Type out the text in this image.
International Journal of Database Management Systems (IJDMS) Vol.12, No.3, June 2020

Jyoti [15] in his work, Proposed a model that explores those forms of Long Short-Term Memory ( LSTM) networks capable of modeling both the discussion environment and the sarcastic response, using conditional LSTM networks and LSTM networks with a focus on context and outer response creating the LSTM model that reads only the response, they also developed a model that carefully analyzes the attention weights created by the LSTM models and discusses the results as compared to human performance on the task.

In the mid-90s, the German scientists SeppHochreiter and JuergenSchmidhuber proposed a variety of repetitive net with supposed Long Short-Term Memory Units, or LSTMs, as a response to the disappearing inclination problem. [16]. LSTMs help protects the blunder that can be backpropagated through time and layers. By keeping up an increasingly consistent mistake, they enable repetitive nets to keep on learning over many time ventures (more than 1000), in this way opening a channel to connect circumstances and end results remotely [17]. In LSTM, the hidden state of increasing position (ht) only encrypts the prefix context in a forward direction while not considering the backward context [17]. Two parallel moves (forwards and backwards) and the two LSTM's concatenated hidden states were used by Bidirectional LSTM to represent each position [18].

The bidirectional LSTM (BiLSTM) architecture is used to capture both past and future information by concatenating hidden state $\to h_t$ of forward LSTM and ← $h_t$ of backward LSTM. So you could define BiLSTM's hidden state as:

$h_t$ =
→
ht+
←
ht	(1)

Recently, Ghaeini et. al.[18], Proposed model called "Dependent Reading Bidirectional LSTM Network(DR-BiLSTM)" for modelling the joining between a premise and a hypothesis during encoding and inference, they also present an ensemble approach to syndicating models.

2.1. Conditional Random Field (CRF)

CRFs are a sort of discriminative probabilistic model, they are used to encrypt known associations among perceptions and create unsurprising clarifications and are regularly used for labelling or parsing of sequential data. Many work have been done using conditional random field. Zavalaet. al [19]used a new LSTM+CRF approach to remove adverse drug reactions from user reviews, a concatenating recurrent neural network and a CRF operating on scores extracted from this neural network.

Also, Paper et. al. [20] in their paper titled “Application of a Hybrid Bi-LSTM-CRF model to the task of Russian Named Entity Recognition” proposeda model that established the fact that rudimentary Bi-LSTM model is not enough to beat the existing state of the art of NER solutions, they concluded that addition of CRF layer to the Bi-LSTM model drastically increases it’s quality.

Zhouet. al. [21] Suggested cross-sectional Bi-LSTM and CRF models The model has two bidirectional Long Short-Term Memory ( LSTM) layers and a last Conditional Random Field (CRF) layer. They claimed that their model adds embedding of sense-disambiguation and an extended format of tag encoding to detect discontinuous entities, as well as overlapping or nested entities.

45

+ + + + + + +

(Task to complete) Copy all the records above precisely.

(Solution to this task)
Type out the text in this image.
International Journal of Database Management Systems (IJDMS) Vol.12, No.3, June 2020

Jyoti [15] in his work, Proposed a model that explores those forms of Long Short-Term Memory ( LSTM) networks capable of modeling both the discussion environment and the sarcastic response, using conditional LSTM networks and LSTM networks with a focus on context and outer response creating the LSTM model that reads only the response, they also developed a model that carefully analyzes the attention weights created by the LSTM models and discusses the results as compared to human performance on the task.

In the mid-90s, the German scientists SeppHochreiter and JuergenSchmidhuber proposed a variety of repetitive net with supposed Long Short-Term Memory Units, or LSTMs, as a response to the disappearing inclination problem. [16]. LSTMs help protects the blunder that can be backpropagated through time and layers. By keeping up an increasingly consistent mistake, they enable repetitive nets to keep on learning over many time ventures (more than 1000), in this way opening a channel to connect circumstances and end results remotely [17]. In LSTM, the hidden state of increasing position (ht) only encrypts the prefix context in a forward direction while not considering the backward context [17]. Two parallel moves (forwards and backwards) and the two LSTM's concatenated hidden states were used by Bidirectional LSTM to represent each position [18].

The bidirectional LSTM (BiLSTM) architecture is used to capture both past and future information by concatenating hidden state $\to h_t$ of forward LSTM and ← $h_t$ of backward LSTM. So you could define BiLSTM's hidden state as:

$h_t$ =
→
ht+
←
ht	(1)

Recently, Ghaeini et. al.[18], Proposed model called "Dependent Reading Bidirectional LSTM Network(DR-BiLSTM)" for modelling the joining between a premise and a hypothesis during encoding and inference, they also present an ensemble approach to syndicating models.

2.1. Conditional Random Field (CRF)

CRFs are a sort of discriminative probabilistic model, they are used to encrypt known associations among perceptions and create unsurprising clarifications and are regularly used for labelling or parsing of sequential data. Many work have been done using conditional random field. Zavalaet. al [19]used a new LSTM+CRF approach to remove adverse drug reactions from user reviews, a concatenating recurrent neural network and a CRF operating on scores extracted from this neural network.

Also, Paper et. al. [20] in their paper titled “Application of a Hybrid Bi-LSTM-CRF model to the task of Russian Named Entity Recognition” proposeda model that established the fact that rudimentary Bi-LSTM model is not enough to beat the existing state of the art of NER solutions, they concluded that addition of CRF layer to the Bi-LSTM model drastically increases it’s quality.

Zhouet. al. [21] Suggested cross-sectional Bi-LSTM and CRF models The model has two bidirectional Long Short-Term Memory ( LSTM) layers and a last Conditional Random Field (CRF) layer. They claimed that their model adds embedding of sense-disambiguation and an extended format of tag encoding to detect discontinuous entities, as well as overlapping or nested entities.

45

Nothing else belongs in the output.